■ **The exercise**
The exercise asks for every line of the data to be reproduced exactly.

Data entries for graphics

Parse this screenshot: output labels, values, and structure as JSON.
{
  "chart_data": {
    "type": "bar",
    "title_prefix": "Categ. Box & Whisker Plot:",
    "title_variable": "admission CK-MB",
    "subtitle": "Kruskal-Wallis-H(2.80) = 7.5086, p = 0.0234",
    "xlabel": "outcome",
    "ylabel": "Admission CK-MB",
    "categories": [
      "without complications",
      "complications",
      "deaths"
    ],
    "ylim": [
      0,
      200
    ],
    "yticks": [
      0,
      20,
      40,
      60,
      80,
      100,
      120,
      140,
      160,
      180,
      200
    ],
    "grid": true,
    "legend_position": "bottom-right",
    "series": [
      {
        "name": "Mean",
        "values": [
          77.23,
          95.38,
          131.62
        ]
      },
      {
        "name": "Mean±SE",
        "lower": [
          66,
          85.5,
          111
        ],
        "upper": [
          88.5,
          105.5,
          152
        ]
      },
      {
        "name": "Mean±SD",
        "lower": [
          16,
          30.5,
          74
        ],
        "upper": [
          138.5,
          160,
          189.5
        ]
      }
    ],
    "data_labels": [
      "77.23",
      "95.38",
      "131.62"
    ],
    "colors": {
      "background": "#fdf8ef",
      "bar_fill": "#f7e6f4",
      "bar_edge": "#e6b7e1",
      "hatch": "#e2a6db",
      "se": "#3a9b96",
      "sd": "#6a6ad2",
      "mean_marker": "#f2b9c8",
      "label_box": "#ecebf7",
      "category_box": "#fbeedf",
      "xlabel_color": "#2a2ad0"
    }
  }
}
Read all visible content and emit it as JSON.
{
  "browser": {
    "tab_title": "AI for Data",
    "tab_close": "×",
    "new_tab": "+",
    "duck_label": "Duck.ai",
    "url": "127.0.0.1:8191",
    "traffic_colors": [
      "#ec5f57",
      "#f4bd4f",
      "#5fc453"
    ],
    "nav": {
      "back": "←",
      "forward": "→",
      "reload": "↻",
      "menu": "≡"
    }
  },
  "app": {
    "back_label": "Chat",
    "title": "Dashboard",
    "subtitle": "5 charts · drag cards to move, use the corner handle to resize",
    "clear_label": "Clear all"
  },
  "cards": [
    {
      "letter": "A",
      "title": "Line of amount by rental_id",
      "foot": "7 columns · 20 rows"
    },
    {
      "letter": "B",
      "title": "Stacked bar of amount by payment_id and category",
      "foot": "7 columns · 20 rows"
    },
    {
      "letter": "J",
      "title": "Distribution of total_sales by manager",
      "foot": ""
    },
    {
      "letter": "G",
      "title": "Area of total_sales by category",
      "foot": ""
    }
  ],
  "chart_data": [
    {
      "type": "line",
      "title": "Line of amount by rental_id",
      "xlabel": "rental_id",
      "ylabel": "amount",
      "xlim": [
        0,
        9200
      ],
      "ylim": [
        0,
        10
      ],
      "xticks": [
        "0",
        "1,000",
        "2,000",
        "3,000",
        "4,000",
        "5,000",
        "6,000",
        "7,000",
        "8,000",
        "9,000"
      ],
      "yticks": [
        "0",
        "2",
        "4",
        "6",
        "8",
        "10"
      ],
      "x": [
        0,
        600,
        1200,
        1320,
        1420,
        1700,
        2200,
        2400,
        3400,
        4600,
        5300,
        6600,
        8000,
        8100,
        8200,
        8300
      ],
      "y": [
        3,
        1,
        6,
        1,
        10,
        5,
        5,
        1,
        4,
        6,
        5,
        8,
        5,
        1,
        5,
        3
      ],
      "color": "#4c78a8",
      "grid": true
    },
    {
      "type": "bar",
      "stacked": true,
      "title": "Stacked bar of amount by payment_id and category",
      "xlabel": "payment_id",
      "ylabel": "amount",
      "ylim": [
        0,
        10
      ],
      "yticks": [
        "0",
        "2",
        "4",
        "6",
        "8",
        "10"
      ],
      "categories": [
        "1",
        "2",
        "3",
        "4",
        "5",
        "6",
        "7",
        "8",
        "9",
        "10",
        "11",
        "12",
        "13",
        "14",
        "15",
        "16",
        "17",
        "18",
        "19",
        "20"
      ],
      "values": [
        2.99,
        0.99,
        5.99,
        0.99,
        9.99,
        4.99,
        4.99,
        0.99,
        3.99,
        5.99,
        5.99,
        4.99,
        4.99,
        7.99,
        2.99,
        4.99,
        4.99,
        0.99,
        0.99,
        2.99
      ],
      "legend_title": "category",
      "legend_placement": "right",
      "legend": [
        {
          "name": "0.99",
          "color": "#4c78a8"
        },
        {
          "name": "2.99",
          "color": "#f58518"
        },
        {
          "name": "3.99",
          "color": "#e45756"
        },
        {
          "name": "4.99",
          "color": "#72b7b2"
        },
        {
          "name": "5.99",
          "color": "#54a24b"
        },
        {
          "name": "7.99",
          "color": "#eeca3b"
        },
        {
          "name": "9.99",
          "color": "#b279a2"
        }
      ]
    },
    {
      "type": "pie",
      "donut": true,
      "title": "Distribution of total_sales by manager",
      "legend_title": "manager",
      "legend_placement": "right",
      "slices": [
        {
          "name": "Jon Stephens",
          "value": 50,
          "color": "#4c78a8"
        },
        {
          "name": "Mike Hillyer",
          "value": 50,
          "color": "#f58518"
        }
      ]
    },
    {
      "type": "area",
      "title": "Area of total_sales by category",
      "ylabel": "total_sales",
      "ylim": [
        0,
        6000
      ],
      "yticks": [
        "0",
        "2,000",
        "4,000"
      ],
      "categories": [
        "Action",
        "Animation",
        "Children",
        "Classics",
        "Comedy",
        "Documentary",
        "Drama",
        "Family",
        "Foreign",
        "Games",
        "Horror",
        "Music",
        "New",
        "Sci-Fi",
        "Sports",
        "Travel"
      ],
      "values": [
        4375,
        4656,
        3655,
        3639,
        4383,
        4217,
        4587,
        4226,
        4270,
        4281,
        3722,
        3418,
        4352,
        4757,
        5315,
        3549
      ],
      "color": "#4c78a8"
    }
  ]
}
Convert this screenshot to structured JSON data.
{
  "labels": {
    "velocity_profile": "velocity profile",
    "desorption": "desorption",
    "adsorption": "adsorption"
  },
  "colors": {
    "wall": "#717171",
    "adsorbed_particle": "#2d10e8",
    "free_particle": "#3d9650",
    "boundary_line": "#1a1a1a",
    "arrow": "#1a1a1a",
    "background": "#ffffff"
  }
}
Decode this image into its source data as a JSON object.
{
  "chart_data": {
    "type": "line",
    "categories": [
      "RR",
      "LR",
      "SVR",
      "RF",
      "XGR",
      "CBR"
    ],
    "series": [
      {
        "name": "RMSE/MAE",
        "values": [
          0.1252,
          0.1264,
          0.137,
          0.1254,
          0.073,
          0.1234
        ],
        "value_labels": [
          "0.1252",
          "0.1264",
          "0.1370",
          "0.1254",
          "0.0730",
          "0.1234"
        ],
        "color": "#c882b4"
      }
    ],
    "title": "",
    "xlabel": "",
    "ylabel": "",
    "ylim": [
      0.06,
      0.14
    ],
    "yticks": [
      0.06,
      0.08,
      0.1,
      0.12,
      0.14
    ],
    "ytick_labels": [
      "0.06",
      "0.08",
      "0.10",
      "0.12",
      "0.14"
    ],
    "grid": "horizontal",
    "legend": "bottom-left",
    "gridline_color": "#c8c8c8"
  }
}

■ **Solution for this task**
Parse this screenshot: output labels, values, and structure as JSON.
{
  "chart_data": {
    "type": "bar",
    "title_prefix": "Categ. Box & Whisker Plot:",
    "title_variable": "admission CK-MB",
    "subtitle": "Kruskal-Wallis-H(2.80) = 7.5086, p = 0.0234",
    "xlabel": "outcome",
    "ylabel": "Admission CK-MB",
    "categories": [
      "without complications",
      "complications",
      "deaths"
    ],
    "ylim": [
      0,
      200
    ],
    "yticks": [
      0,
      20,
      40,
      60,
      80,
      100,
      120,
      140,
      160,
      180,
      200
    ],
    "grid": true,
    "legend_position": "bottom-right",
    "series": [
      {
        "name": "Mean",
        "values": [
          77.23,
          95.38,
          131.62
        ]
      },
      {
        "name": "Mean±SE",
        "lower": [
          66,
          85.5,
          111
        ],
        "upper": [
          88.5,
          105.5,
          152
        ]
      },
      {
        "name": "Mean±SD",
        "lower": [
          16,
          30.5,
          74
        ],
        "upper": [
          138.5,
          160,
          189.5
        ]
      }
    ],
    "data_labels": [
      "77.23",
      "95.38",
      "131.62"
    ],
    "colors": {
      "background": "#fdf8ef",
      "bar_fill": "#f7e6f4",
      "bar_edge": "#e6b7e1",
      "hatch": "#e2a6db",
      "se": "#3a9b96",
      "sd": "#6a6ad2",
      "mean_marker": "#f2b9c8",
      "label_box": "#ecebf7",
      "category_box": "#fbeedf",
      "xlabel_color": "#2a2ad0"
    }
  }
}
Read all visible content and emit it as JSON.
{
  "browser": {
    "tab_title": "AI for Data",
    "tab_close": "×",
    "new_tab": "+",
    "duck_label": "Duck.ai",
    "url": "127.0.0.1:8191",
    "traffic_colors": [
      "#ec5f57",
      "#f4bd4f",
      "#5fc453"
    ],
    "nav": {
      "back": "←",
      "forward": "→",
      "reload": "↻",
      "menu": "≡"
    }
  },
  "app": {
    "back_label": "Chat",
    "title": "Dashboard",
    "subtitle": "5 charts · drag cards to move, use the corner handle to resize",
    "clear_label": "Clear all"
  },
  "cards": [
    {
      "letter": "A",
      "title": "Line of amount by rental_id",
      "foot": "7 columns · 20 rows"
    },
    {
      "letter": "B",
      "title": "Stacked bar of amount by payment_id and category",
      "foot": "7 columns · 20 rows"
    },
    {
      "letter": "J",
      "title": "Distribution of total_sales by manager",
      "foot": ""
    },
    {
      "letter": "G",
      "title": "Area of total_sales by category",
      "foot": ""
    }
  ],
  "chart_data": [
    {
      "type": "line",
      "title": "Line of amount by rental_id",
      "xlabel": "rental_id",
      "ylabel": "amount",
      "xlim": [
        0,
        9200
      ],
      "ylim": [
        0,
        10
      ],
      "xticks": [
        "0",
        "1,000",
        "2,000",
        "3,000",
        "4,000",
        "5,000",
        "6,000",
        "7,000",
        "8,000",
        "9,000"
      ],
      "yticks": [
        "0",
        "2",
        "4",
        "6",
        "8",
        "10"
      ],
      "x": [
        0,
        600,
        1200,
        1320,
        1420,
        1700,
        2200,
        2400,
        3400,
        4600,
        5300,
        6600,
        8000,
        8100,
        8200,
        8300
      ],
      "y": [
        3,
        1,
        6,
        1,
        10,
        5,
        5,
        1,
        4,
        6,
        5,
        8,
        5,
        1,
        5,
        3
      ],
      "color": "#4c78a8",
      "grid": true
    },
    {
      "type": "bar",
      "stacked": true,
      "title": "Stacked bar of amount by payment_id and category",
      "xlabel": "payment_id",
      "ylabel": "amount",
      "ylim": [
        0,
        10
      ],
      "yticks": [
        "0",
        "2",
        "4",
        "6",
        "8",
        "10"
      ],
      "categories": [
        "1",
        "2",
        "3",
        "4",
        "5",
        "6",
        "7",
        "8",
        "9",
        "10",
        "11",
        "12",
        "13",
        "14",
        "15",
        "16",
        "17",
        "18",
        "19",
        "20"
      ],
      "values": [
        2.99,
        0.99,
        5.99,
        0.99,
        9.99,
        4.99,
        4.99,
        0.99,
        3.99,
        5.99,
        5.99,
        4.99,
        4.99,
        7.99,
        2.99,
        4.99,
        4.99,
        0.99,
        0.99,
        2.99
      ],
      "legend_title": "category",
      "legend_placement": "right",
      "legend": [
        {
          "name": "0.99",
          "color": "#4c78a8"
        },
        {
          "name": "2.99",
          "color": "#f58518"
        },
        {
          "name": "3.99",
          "color": "#e45756"
        },
        {
          "name": "4.99",
          "color": "#72b7b2"
        },
        {
          "name": "5.99",
          "color": "#54a24b"
        },
        {
          "name": "7.99",
          "color": "#eeca3b"
        },
        {
          "name": "9.99",
          "color": "#b279a2"
        }
      ]
    },
    {
      "type": "pie",
      "donut": true,
      "title": "Distribution of total_sales by manager",
      "legend_title": "manager",
      "legend_placement": "right",
      "slices": [
        {
          "name": "Jon Stephens",
          "value": 50,
          "color": "#4c78a8"
        },
        {
          "name": "Mike Hillyer",
          "value": 50,
          "color": "#f58518"
        }
      ]
    },
    {
      "type": "area",
      "title": "Area of total_sales by category",
      "ylabel": "total_sales",
      "ylim": [
        0,
        6000
      ],
      "yticks": [
        "0",
        "2,000",
        "4,000"
      ],
      "categories": [
        "Action",
        "Animation",
        "Children",
        "Classics",
        "Comedy",
        "Documentary",
        "Drama",
        "Family",
        "Foreign",
        "Games",
        "Horror",
        "Music",
        "New",
        "Sci-Fi",
        "Sports",
        "Travel"
      ],
      "values": [
        4375,
        4656,
        3655,
        3639,
        4383,
        4217,
        4587,
        4226,
        4270,
        4281,
        3722,
        3418,
        4352,
        4757,
        5315,
        3549
      ],
      "color": "#4c78a8"
    }
  ]
}
Convert this screenshot to structured JSON data.
{
  "labels": {
    "velocity_profile": "velocity profile",
    "desorption": "desorption",
    "adsorption": "adsorption"
  },
  "colors": {
    "wall": "#717171",
    "adsorbed_particle": "#2d10e8",
    "free_particle": "#3d9650",
    "boundary_line": "#1a1a1a",
    "arrow": "#1a1a1a",
    "background": "#ffffff"
  }
}
Decode this image into its source data as a JSON object.
{
  "chart_data": {
    "type": "line",
    "categories": [
      "RR",
      "LR",
      "SVR",
      "RF",
      "XGR",
      "CBR"
    ],
    "series": [
      {
        "name": "RMSE/MAE",
        "values": [
          0.1252,
          0.1264,
          0.137,
          0.1254,
          0.073,
          0.1234
        ],
        "value_labels": [
          "0.1252",
          "0.1264",
          "0.1370",
          "0.1254",
          "0.0730",
          "0.1234"
        ],
        "color": "#c882b4"
      }
    ],
    "title": "",
    "xlabel": "",
    "ylabel": "",
    "ylim": [
      0.06,
      0.14
    ],
    "yticks": [
      0.06,
      0.08,
      0.1,
      0.12,
      0.14
    ],
    "ytick_labels": [
      "0.06",
      "0.08",
      "0.10",
      "0.12",
      "0.14"
    ],
    "grid": "horizontal",
    "legend": "bottom-left",
    "gridline_color": "#c8c8c8"
  }
}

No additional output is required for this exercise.